--- START ENTRIES SUPPLIED ---
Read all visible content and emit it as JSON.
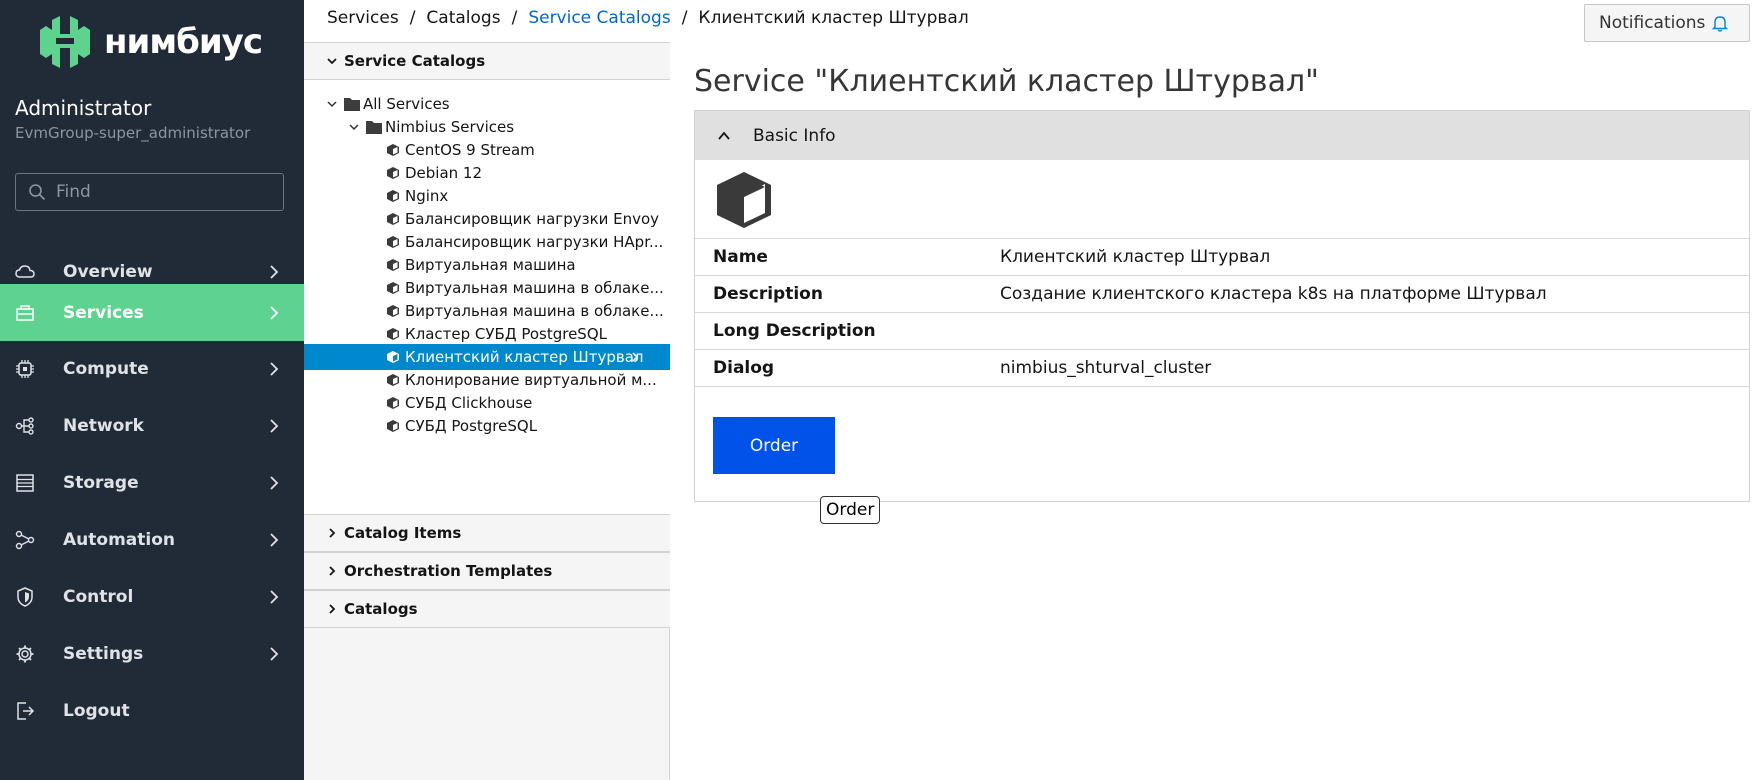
{
  "brand": {
    "name": "нимбиус",
    "color": "#5ed38f"
  },
  "user": {
    "name": "Administrator",
    "group": "EvmGroup-super_administrator"
  },
  "search": {
    "placeholder": "Find"
  },
  "nav": {
    "active_color": "#5ed38f",
    "items": [
      {
        "label": "Overview",
        "icon": "cloud-icon"
      },
      {
        "label": "Services",
        "icon": "services-icon",
        "active": true
      },
      {
        "label": "Compute",
        "icon": "cpu-icon"
      },
      {
        "label": "Network",
        "icon": "network-icon"
      },
      {
        "label": "Storage",
        "icon": "storage-icon"
      },
      {
        "label": "Automation",
        "icon": "automation-icon"
      },
      {
        "label": "Control",
        "icon": "shield-icon"
      },
      {
        "label": "Settings",
        "icon": "gear-icon"
      },
      {
        "label": "Logout",
        "icon": "logout-icon"
      }
    ]
  },
  "breadcrumb": {
    "items": [
      "Services",
      "Catalogs",
      "Service Catalogs",
      "Клиентский кластер Штурвал"
    ],
    "separator": "/"
  },
  "notifications": {
    "label": "Notifications",
    "icon": "bell-icon"
  },
  "tree_panel": {
    "sections": [
      "Service Catalogs",
      "Catalog Items",
      "Orchestration Templates",
      "Catalogs"
    ],
    "root": "All Services",
    "folder": "Nimbius Services",
    "items": [
      "CentOS 9 Stream",
      "Debian 12",
      "Nginx",
      "Балансировщик нагрузки Envoy",
      "Балансировщик нагрузки HApr...",
      "Виртуальная машина",
      "Виртуальная машина в облаке...",
      "Виртуальная машина в облаке...",
      "Кластер СУБД PostgreSQL",
      "Клиентский кластер Штурвал",
      "Клонирование виртуальной м...",
      "СУБД Clickhouse",
      "СУБД PostgreSQL"
    ],
    "selected": "Клиентский кластер Штурвал",
    "selected_color": "#0088ce"
  },
  "main": {
    "title": "Service \"Клиентский кластер Штурвал\"",
    "section_title": "Basic Info",
    "service_icon": "cube-icon",
    "fields": [
      {
        "key": "Name",
        "value": "Клиентский кластер Штурвал"
      },
      {
        "key": "Description",
        "value": "Создание клиентского кластера k8s на платформе Штурвал"
      },
      {
        "key": "Long Description",
        "value": ""
      },
      {
        "key": "Dialog",
        "value": "nimbius_shturval_cluster"
      }
    ],
    "order_label": "Order",
    "order_color": "#0052e8",
    "tooltip": "Order"
  }
}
--- END ENTRIES SUPPLIED ---
▶ **PROMPT**: Restate the listing above word for word, and skip the pictures.

▶ **SOLUTION TO THE EXERCISE**:
Read all visible content and emit it as JSON.
{
  "brand": {
    "name": "нимбиус",
    "color": "#5ed38f"
  },
  "user": {
    "name": "Administrator",
    "group": "EvmGroup-super_administrator"
  },
  "search": {
    "placeholder": "Find"
  },
  "nav": {
    "active_color": "#5ed38f",
    "items": [
      {
        "label": "Overview",
        "icon": "cloud-icon"
      },
      {
        "label": "Services",
        "icon": "services-icon",
        "active": true
      },
      {
        "label": "Compute",
        "icon": "cpu-icon"
      },
      {
        "label": "Network",
        "icon": "network-icon"
      },
      {
        "label": "Storage",
        "icon": "storage-icon"
      },
      {
        "label": "Automation",
        "icon": "automation-icon"
      },
      {
        "label": "Control",
        "icon": "shield-icon"
      },
      {
        "label": "Settings",
        "icon": "gear-icon"
      },
      {
        "label": "Logout",
        "icon": "logout-icon"
      }
    ]
  },
  "breadcrumb": {
    "items": [
      "Services",
      "Catalogs",
      "Service Catalogs",
      "Клиентский кластер Штурвал"
    ],
    "separator": "/"
  },
  "notifications": {
    "label": "Notifications",
    "icon": "bell-icon"
  },
  "tree_panel": {
    "sections": [
      "Service Catalogs",
      "Catalog Items",
      "Orchestration Templates",
      "Catalogs"
    ],
    "root": "All Services",
    "folder": "Nimbius Services",
    "items": [
      "CentOS 9 Stream",
      "Debian 12",
      "Nginx",
      "Балансировщик нагрузки Envoy",
      "Балансировщик нагрузки HApr...",
      "Виртуальная машина",
      "Виртуальная машина в облаке...",
      "Виртуальная машина в облаке...",
      "Кластер СУБД PostgreSQL",
      "Клиентский кластер Штурвал",
      "Клонирование виртуальной м...",
      "СУБД Clickhouse",
      "СУБД PostgreSQL"
    ],
    "selected": "Клиентский кластер Штурвал",
    "selected_color": "#0088ce"
  },
  "main": {
    "title": "Service \"Клиентский кластер Штурвал\"",
    "section_title": "Basic Info",
    "service_icon": "cube-icon",
    "fields": [
      {
        "key": "Name",
        "value": "Клиентский кластер Штурвал"
      },
      {
        "key": "Description",
        "value": "Создание клиентского кластера k8s на платформе Штурвал"
      },
      {
        "key": "Long Description",
        "value": ""
      },
      {
        "key": "Dialog",
        "value": "nimbius_shturval_cluster"
      }
    ],
    "order_label": "Order",
    "order_color": "#0052e8",
    "tooltip": "Order"
  }
}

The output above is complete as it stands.